EXTRAIT CHOISI
# # #

Éditions Michel Lafon
★★★★★ (J'ai adoré)
Waouh…
c'est du très bon, n'y allons pas par quatre chemins. Quelle
maîtrise, Monsieur Norek ! Je suis bluffée comme on dit. Sont
réunis ici tous les ingrédients qui font un excellent polar :
une construction au millimètre, une langue fluide et des dialogues
dynamiques, du suspense (impossible de reposer le bouquin), une
plongée dans un univers, des personnages émouvants et très
attachants… Tout y est : vraiment j'ai adoré !
Bon,
que je vous raconte un peu : si je vous dis « Calais »,
vous allez penser à quoi ? Son beffroi de 78 mètres, ses
fameux bourgeois immortalisés par Rodin, son port, sa plage ?
Pas
vraiment, me direz-vous… Les mots qui vous viendront à l'esprit
sont La Jungle, les migrants, le rêve du passage vers l'Angleterre
(Youké, comprenez UK), la survie sous une tente, le froid, la faim,
la misère, la violence, la mort.
Et
c'est là qu'Olivier Norek donne rendez-vous à ses personnages, dans
ce lieu qui n'en est pas un, dans cet espace où la police ne met pas
les pieds, le plus grand bidonville d'Europe : « vous y
allez souvent ? - Aux abords tous les jours. A l'entrée, quand
il le faut. Mais dedans, rarement. C'est à la fois une zone de
non-droit et un bidonville » où des enfants, des femmes,
des hommes tentent de survivre comme ils peuvent, épuisés par un
voyage qu'aucun de nous ne ferait. Bref, un endroit à la marge,
« entre deux mondes », une espèce de no
man's land avec des hommes, enfin, ce qu'il en reste. Pour une
plongée, c'est une plongée (l'auteur a partagé trois semaines la
vie des réfugiés mais il a rencontré aussi les policiers, les
politiques, les journalistes, les calaisiens...) et vous verrez,
quand vous entendrez parler de Calais et des migrants, vous
n'envisagerez plus tout à fait les choses de la même façon… et
pour cause…
Extrait
d'une discussion entre flics en faction de nuit à Calais :
« -C'est
comme dans les films d'horreur, tu sais, quand la nana court dans la
forêt, qu'elle se casse la gueule tous les trois mètres et que
l'assassin la suit, tranquille en marchant.

# # #

DONNÉES FOURNIES
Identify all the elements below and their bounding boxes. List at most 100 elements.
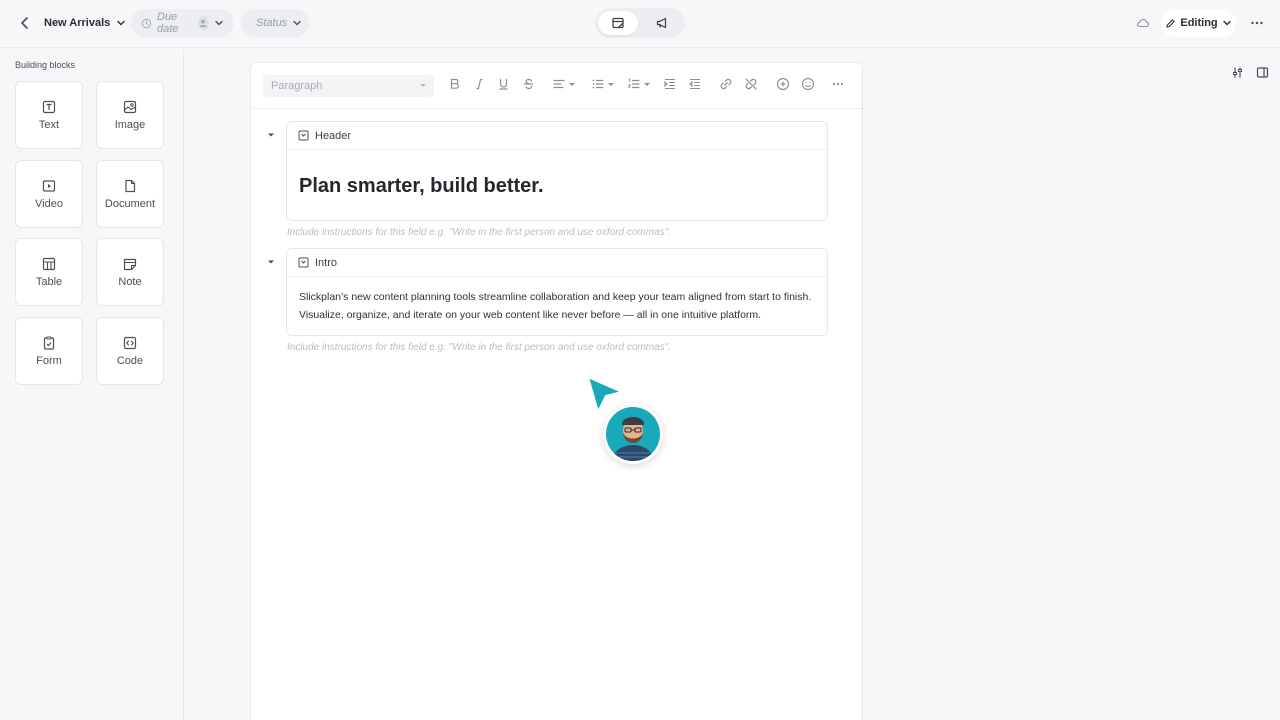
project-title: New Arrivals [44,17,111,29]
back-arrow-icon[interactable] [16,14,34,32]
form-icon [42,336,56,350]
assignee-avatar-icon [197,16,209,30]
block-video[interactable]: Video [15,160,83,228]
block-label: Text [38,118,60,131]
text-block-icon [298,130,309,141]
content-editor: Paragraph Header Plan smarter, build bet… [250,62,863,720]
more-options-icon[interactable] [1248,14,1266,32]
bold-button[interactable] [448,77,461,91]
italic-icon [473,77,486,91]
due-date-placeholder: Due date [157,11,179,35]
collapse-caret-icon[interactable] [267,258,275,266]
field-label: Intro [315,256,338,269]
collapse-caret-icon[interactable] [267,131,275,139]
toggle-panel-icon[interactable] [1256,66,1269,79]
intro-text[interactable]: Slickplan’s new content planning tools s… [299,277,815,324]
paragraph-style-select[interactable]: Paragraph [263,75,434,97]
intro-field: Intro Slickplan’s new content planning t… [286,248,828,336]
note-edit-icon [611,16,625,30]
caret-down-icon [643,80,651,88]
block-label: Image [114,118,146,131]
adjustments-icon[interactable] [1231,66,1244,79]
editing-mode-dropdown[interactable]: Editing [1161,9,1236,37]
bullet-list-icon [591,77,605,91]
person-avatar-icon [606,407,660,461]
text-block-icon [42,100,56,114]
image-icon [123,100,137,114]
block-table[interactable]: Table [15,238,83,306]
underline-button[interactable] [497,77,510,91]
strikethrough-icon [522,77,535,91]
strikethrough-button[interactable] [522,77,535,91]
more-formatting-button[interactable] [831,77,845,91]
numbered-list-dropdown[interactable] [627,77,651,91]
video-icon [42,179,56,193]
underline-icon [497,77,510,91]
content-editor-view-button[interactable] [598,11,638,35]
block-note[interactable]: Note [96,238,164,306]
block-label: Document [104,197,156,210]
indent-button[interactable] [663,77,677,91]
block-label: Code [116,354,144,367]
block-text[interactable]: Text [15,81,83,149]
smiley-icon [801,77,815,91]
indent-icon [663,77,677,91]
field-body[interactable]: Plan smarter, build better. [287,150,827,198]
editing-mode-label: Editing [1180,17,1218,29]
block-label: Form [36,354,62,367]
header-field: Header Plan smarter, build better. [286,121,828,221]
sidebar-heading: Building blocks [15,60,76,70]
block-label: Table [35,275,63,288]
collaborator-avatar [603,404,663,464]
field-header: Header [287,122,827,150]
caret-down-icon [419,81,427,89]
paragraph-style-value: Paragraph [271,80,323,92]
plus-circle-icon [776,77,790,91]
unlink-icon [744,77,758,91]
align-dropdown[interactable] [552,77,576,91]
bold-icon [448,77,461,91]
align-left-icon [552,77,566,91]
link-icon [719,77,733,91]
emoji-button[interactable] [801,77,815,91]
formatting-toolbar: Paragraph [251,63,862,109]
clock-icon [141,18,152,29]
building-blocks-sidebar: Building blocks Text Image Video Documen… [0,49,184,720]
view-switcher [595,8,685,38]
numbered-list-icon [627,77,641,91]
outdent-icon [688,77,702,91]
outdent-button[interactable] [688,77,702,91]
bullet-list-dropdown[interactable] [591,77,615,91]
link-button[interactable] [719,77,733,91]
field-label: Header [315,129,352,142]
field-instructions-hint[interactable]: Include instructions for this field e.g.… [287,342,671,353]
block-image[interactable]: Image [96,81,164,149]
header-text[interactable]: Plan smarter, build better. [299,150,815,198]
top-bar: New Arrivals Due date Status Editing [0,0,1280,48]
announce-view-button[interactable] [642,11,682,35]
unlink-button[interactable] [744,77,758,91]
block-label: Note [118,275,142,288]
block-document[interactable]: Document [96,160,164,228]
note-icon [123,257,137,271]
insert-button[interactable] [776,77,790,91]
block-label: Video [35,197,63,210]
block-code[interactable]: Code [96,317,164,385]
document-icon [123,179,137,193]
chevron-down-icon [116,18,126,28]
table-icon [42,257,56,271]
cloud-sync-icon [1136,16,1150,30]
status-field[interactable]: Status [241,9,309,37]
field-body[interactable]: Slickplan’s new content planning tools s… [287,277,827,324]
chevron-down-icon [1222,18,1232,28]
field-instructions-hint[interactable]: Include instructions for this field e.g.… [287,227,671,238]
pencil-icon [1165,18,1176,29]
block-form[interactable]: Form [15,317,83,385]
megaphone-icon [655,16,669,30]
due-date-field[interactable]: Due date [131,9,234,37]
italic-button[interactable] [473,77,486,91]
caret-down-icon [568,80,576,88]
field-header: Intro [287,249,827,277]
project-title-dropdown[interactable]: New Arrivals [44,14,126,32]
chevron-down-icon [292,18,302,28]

# # #

CONSIGNE
Réécrivez la critique entre « Éditions Michel Lafon » et « port, sa plage ? », ces deux passages inclus, en mettant « livre » à la place de « bouquin ».

RÉPONSE ATTENDUE
Éditions Michel Lafon
★★★★★ (J'ai adoré)
Waouh…
c'est du très bon, n'y allons pas par quatre chemins. Quelle
maîtrise, Monsieur Norek ! Je suis bluffée comme on dit. Sont
réunis ici tous les ingrédients qui font un excellent polar :
une construction au millimètre, une langue fluide et des dialogues
dynamiques, du suspense (impossible de reposer le livre), une
plongée dans un univers, des personnages émouvants et très
attachants… Tout y est : vraiment j'ai adoré !
Bon,
que je vous raconte un peu : si je vous dis « Calais »,
vous allez penser à quoi ? Son beffroi de 78 mètres, ses
fameux bourgeois immortalisés par Rodin, son port, sa plage ?